++++ MATERIAL FOR THIS EXERCISE
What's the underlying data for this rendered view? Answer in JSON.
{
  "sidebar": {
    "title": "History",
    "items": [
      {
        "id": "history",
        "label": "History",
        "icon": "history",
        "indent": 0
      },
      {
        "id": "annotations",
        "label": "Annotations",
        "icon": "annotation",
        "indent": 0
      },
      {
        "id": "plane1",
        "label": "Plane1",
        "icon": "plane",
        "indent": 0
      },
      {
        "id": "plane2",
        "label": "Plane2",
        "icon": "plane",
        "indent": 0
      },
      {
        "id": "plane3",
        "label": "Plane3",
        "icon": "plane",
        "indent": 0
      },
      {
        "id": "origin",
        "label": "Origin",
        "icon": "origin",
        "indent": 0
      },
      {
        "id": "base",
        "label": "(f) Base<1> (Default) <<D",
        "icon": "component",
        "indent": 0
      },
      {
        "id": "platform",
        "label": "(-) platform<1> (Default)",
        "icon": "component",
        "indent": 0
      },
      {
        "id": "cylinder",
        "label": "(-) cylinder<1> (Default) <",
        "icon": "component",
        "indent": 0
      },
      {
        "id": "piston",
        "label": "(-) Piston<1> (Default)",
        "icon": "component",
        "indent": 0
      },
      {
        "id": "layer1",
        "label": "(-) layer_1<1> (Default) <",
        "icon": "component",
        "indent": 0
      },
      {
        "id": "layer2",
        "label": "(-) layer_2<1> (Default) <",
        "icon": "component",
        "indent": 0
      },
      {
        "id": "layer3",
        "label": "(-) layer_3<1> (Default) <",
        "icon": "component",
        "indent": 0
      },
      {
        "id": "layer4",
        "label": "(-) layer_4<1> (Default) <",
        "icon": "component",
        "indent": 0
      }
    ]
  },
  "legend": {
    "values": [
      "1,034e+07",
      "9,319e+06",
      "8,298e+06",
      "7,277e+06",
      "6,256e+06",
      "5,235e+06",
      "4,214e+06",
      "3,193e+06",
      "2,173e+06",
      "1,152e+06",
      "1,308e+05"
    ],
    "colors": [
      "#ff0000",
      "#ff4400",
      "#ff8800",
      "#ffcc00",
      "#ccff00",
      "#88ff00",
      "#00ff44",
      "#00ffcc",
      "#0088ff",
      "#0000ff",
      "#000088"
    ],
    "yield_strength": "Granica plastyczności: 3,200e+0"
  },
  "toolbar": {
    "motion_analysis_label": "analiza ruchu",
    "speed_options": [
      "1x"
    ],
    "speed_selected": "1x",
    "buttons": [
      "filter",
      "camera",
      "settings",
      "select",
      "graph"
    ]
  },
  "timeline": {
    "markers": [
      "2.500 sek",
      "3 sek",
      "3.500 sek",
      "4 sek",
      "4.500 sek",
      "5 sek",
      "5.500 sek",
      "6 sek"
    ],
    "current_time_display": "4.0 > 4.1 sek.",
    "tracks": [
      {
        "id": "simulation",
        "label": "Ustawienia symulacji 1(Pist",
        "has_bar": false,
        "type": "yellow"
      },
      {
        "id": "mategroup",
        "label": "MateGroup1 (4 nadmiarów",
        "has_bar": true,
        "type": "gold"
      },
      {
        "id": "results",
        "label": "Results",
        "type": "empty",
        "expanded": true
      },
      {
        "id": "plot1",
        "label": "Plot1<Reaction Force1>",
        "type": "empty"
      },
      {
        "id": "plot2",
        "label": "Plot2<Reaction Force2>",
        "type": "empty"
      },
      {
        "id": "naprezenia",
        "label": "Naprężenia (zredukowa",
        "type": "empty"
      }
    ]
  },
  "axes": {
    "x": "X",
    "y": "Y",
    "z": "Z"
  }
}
++++++++
STATED EXERCISE
Take the data above and return it exactly.

EXERCISE RESPONSE
What's the underlying data for this rendered view? Answer in JSON.
{
  "sidebar": {
    "title": "History",
    "items": [
      {
        "id": "history",
        "label": "History",
        "icon": "history",
        "indent": 0
      },
      {
        "id": "annotations",
        "label": "Annotations",
        "icon": "annotation",
        "indent": 0
      },
      {
        "id": "plane1",
        "label": "Plane1",
        "icon": "plane",
        "indent": 0
      },
      {
        "id": "plane2",
        "label": "Plane2",
        "icon": "plane",
        "indent": 0
      },
      {
        "id": "plane3",
        "label": "Plane3",
        "icon": "plane",
        "indent": 0
      },
      {
        "id": "origin",
        "label": "Origin",
        "icon": "origin",
        "indent": 0
      },
      {
        "id": "base",
        "label": "(f) Base<1> (Default) <<D",
        "icon": "component",
        "indent": 0
      },
      {
        "id": "platform",
        "label": "(-) platform<1> (Default)",
        "icon": "component",
        "indent": 0
      },
      {
        "id": "cylinder",
        "label": "(-) cylinder<1> (Default) <",
        "icon": "component",
        "indent": 0
      },
      {
        "id": "piston",
        "label": "(-) Piston<1> (Default)",
        "icon": "component",
        "indent": 0
      },
      {
        "id": "layer1",
        "label": "(-) layer_1<1> (Default) <",
        "icon": "component",
        "indent": 0
      },
      {
        "id": "layer2",
        "label": "(-) layer_2<1> (Default) <",
        "icon": "component",
        "indent": 0
      },
      {
        "id": "layer3",
        "label": "(-) layer_3<1> (Default) <",
        "icon": "component",
        "indent": 0
      },
      {
        "id": "layer4",
        "label": "(-) layer_4<1> (Default) <",
        "icon": "component",
        "indent": 0
      }
    ]
  },
  "legend": {
    "values": [
      "1,034e+07",
      "9,319e+06",
      "8,298e+06",
      "7,277e+06",
      "6,256e+06",
      "5,235e+06",
      "4,214e+06",
      "3,193e+06",
      "2,173e+06",
      "1,152e+06",
      "1,308e+05"
    ],
    "colors": [
      "#ff0000",
      "#ff4400",
      "#ff8800",
      "#ffcc00",
      "#ccff00",
      "#88ff00",
      "#00ff44",
      "#00ffcc",
      "#0088ff",
      "#0000ff",
      "#000088"
    ],
    "yield_strength": "Granica plastyczności: 3,200e+0"
  },
  "toolbar": {
    "motion_analysis_label": "analiza ruchu",
    "speed_options": [
      "1x"
    ],
    "speed_selected": "1x",
    "buttons": [
      "filter",
      "camera",
      "settings",
      "select",
      "graph"
    ]
  },
  "timeline": {
    "markers": [
      "2.500 sek",
      "3 sek",
      "3.500 sek",
      "4 sek",
      "4.500 sek",
      "5 sek",
      "5.500 sek",
      "6 sek"
    ],
    "current_time_display": "4.0 > 4.1 sek.",
    "tracks": [
      {
        "id": "simulation",
        "label": "Ustawienia symulacji 1(Pist",
        "has_bar": false,
        "type": "yellow"
      },
      {
        "id": "mategroup",
        "label": "MateGroup1 (4 nadmiarów",
        "has_bar": true,
        "type": "gold"
      },
      {
        "id": "results",
        "label": "Results",
        "type": "empty",
        "expanded": true
      },
      {
        "id": "plot1",
        "label": "Plot1<Reaction Force1>",
        "type": "empty"
      },
      {
        "id": "plot2",
        "label": "Plot2<Reaction Force2>",
        "type": "empty"
      },
      {
        "id": "naprezenia",
        "label": "Naprężenia (zredukowa",
        "type": "empty"
      }
    ]
  },
  "axes": {
    "x": "X",
    "y": "Y",
    "z": "Z"
  }
}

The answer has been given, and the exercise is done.